Dataset entries on figures:
· · · · ·
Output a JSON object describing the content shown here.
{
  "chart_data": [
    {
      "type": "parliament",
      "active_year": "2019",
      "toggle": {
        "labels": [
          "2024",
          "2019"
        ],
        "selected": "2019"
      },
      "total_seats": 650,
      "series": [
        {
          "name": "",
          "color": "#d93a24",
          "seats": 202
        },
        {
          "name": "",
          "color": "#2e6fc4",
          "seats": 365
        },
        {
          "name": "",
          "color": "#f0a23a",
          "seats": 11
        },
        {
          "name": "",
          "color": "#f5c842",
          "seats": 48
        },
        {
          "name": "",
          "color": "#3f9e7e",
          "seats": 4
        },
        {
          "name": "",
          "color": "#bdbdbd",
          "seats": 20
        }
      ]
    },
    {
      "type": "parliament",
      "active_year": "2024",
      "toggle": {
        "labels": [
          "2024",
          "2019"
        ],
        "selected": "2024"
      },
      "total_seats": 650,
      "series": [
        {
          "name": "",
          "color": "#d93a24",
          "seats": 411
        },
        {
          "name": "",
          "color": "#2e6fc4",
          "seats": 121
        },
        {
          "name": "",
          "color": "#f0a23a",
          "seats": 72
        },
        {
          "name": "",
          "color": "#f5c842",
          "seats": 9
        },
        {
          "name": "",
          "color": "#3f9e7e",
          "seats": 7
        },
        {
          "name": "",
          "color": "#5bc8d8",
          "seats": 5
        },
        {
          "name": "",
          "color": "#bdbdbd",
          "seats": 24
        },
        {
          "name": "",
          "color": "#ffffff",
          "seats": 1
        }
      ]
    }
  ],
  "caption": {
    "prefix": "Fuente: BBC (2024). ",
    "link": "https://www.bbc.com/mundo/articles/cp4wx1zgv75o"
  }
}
· · · · ·
-- WHAT IS BEING ASKED --
Quote the listing in full, please, keeping every line exact.

-- ANSWER FOR THE TASK --
Output a JSON object describing the content shown here.
{
  "chart_data": [
    {
      "type": "parliament",
      "active_year": "2019",
      "toggle": {
        "labels": [
          "2024",
          "2019"
        ],
        "selected": "2019"
      },
      "total_seats": 650,
      "series": [
        {
          "name": "",
          "color": "#d93a24",
          "seats": 202
        },
        {
          "name": "",
          "color": "#2e6fc4",
          "seats": 365
        },
        {
          "name": "",
          "color": "#f0a23a",
          "seats": 11
        },
        {
          "name": "",
          "color": "#f5c842",
          "seats": 48
        },
        {
          "name": "",
          "color": "#3f9e7e",
          "seats": 4
        },
        {
          "name": "",
          "color": "#bdbdbd",
          "seats": 20
        }
      ]
    },
    {
      "type": "parliament",
      "active_year": "2024",
      "toggle": {
        "labels": [
          "2024",
          "2019"
        ],
        "selected": "2024"
      },
      "total_seats": 650,
      "series": [
        {
          "name": "",
          "color": "#d93a24",
          "seats": 411
        },
        {
          "name": "",
          "color": "#2e6fc4",
          "seats": 121
        },
        {
          "name": "",
          "color": "#f0a23a",
          "seats": 72
        },
        {
          "name": "",
          "color": "#f5c842",
          "seats": 9
        },
        {
          "name": "",
          "color": "#3f9e7e",
          "seats": 7
        },
        {
          "name": "",
          "color": "#5bc8d8",
          "seats": 5
        },
        {
          "name": "",
          "color": "#bdbdbd",
          "seats": 24
        },
        {
          "name": "",
          "color": "#ffffff",
          "seats": 1
        }
      ]
    }
  ],
  "caption": {
    "prefix": "Fuente: BBC (2024). ",
    "link": "https://www.bbc.com/mundo/articles/cp4wx1zgv75o"
  }
}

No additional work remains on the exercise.